--- Passage Enclosed Below ---

Antonin considers successive reclaimings of Dessalines, in 1843, in 1904, under the dictatorship, and then again after 2000. Jean Alix Réné notes that, in the 2020s, we are living in a new moment of the reappropriation of Dessalines. These reclaimings have sometimes obscured who Dessalines himself was—leading Antonin to want to offer a complex portrait of “this figure who is unknown in so many respects,” “this victorious Spartacus.”
Another fascinating aspect of the film is its looking beyond the famous Citadelle of Christophe to the system of fortifications created earlier by Dessalines. Aerial photography, in combination with new research discussed by Daniel Elie and by Madsen Gachette from Marchand Dessalines, help viewers discover the extensive system of forts established across the country by Dessalines—which the Citadelle itself (whose conception was later expanded) was originally a part of. Drawing on contributions from Professor Bayyinah Bello, Antonin does not neglect Dessalines’s wife Marie Claire Heureuse nor Tante Toya, the woman who raised and protected him as a youth. Antonin has the actress playing Claire Heureuse read a speech from Fénélon, to denounce the hypocrisy and lack of morality of those eager for power (who are not, as Antonin told me, absent from our world today).

--- End of Enclosed Passage ---
--- Material shown Enclosed Below ---

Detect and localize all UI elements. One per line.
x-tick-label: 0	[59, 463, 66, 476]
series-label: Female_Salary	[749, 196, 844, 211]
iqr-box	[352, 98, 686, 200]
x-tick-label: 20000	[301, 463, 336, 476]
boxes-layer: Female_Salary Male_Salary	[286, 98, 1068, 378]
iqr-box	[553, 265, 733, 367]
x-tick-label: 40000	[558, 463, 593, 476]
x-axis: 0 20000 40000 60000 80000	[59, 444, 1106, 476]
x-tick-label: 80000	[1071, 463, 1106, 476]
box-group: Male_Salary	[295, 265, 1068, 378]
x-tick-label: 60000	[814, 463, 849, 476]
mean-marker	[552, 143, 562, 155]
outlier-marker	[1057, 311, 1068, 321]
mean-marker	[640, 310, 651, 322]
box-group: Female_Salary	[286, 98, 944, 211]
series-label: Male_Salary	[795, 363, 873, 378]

--- End of Enclosed Material shown ---

_Your instructions_
Quote the passage about Dessalines word for word, starting with "Another fascinating aspect" and going on through "our world today).".

_Answer section_
Another fascinating aspect of the film is its looking beyond the famous Citadelle of Christophe to the system of fortifications created earlier by Dessalines. Aerial photography, in combination with new research discussed by Daniel Elie and by Madsen Gachette from Marchand Dessalines, help viewers discover the extensive system of forts established across the country by Dessalines—which the Citadelle itself (whose conception was later expanded) was originally a part of. Drawing on contributions from Professor Bayyinah Bello, Antonin does not neglect Dessalines’s wife Marie Claire Heureuse nor Tante Toya, the woman who raised and protected him as a youth. Antonin has the actress playing Claire Heureuse read a speech from Fénélon, to denounce the hypocrisy and lack of morality of those eager for power (who are not, as Antonin told me, absent from our world today).